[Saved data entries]
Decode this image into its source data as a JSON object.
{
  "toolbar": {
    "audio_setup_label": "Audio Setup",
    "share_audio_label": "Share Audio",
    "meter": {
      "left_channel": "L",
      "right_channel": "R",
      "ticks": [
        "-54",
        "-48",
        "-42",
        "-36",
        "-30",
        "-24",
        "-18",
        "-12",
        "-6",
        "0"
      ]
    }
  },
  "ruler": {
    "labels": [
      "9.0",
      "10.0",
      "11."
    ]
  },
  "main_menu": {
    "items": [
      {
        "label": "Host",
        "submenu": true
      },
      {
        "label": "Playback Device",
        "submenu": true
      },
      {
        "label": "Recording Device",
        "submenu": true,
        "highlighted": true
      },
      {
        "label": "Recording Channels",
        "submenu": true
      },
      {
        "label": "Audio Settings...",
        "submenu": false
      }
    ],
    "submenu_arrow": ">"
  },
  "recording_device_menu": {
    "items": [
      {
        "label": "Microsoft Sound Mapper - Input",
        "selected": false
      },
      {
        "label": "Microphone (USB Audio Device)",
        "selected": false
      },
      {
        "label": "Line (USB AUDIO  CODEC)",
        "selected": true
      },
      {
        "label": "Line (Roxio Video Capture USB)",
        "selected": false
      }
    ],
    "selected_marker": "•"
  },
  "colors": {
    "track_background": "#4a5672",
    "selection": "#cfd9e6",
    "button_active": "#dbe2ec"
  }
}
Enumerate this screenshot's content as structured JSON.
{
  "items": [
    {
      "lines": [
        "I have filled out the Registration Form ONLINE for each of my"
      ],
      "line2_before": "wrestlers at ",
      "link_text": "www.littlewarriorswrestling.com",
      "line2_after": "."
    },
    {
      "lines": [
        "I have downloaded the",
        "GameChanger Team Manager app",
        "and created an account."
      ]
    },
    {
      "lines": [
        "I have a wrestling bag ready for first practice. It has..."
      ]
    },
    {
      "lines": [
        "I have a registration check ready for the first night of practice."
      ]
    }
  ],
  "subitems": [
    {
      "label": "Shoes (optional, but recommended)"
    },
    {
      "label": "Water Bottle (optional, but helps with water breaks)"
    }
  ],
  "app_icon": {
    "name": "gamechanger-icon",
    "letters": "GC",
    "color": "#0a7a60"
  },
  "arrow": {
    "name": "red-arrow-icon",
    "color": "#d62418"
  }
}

**PROBLEM REQUIREMENTS:** Copy each line of the data above without altering a single character.

**RESPONSE BELOW:**
Decode this image into its source data as a JSON object.
{
  "toolbar": {
    "audio_setup_label": "Audio Setup",
    "share_audio_label": "Share Audio",
    "meter": {
      "left_channel": "L",
      "right_channel": "R",
      "ticks": [
        "-54",
        "-48",
        "-42",
        "-36",
        "-30",
        "-24",
        "-18",
        "-12",
        "-6",
        "0"
      ]
    }
  },
  "ruler": {
    "labels": [
      "9.0",
      "10.0",
      "11."
    ]
  },
  "main_menu": {
    "items": [
      {
        "label": "Host",
        "submenu": true
      },
      {
        "label": "Playback Device",
        "submenu": true
      },
      {
        "label": "Recording Device",
        "submenu": true,
        "highlighted": true
      },
      {
        "label": "Recording Channels",
        "submenu": true
      },
      {
        "label": "Audio Settings...",
        "submenu": false
      }
    ],
    "submenu_arrow": ">"
  },
  "recording_device_menu": {
    "items": [
      {
        "label": "Microsoft Sound Mapper - Input",
        "selected": false
      },
      {
        "label": "Microphone (USB Audio Device)",
        "selected": false
      },
      {
        "label": "Line (USB AUDIO  CODEC)",
        "selected": true
      },
      {
        "label": "Line (Roxio Video Capture USB)",
        "selected": false
      }
    ],
    "selected_marker": "•"
  },
  "colors": {
    "track_background": "#4a5672",
    "selection": "#cfd9e6",
    "button_active": "#dbe2ec"
  }
}
Enumerate this screenshot's content as structured JSON.
{
  "items": [
    {
      "lines": [
        "I have filled out the Registration Form ONLINE for each of my"
      ],
      "line2_before": "wrestlers at ",
      "link_text": "www.littlewarriorswrestling.com",
      "line2_after": "."
    },
    {
      "lines": [
        "I have downloaded the",
        "GameChanger Team Manager app",
        "and created an account."
      ]
    },
    {
      "lines": [
        "I have a wrestling bag ready for first practice. It has..."
      ]
    },
    {
      "lines": [
        "I have a registration check ready for the first night of practice."
      ]
    }
  ],
  "subitems": [
    {
      "label": "Shoes (optional, but recommended)"
    },
    {
      "label": "Water Bottle (optional, but helps with water breaks)"
    }
  ],
  "app_icon": {
    "name": "gamechanger-icon",
    "letters": "GC",
    "color": "#0a7a60"
  },
  "arrow": {
    "name": "red-arrow-icon",
    "color": "#d62418"
  }
}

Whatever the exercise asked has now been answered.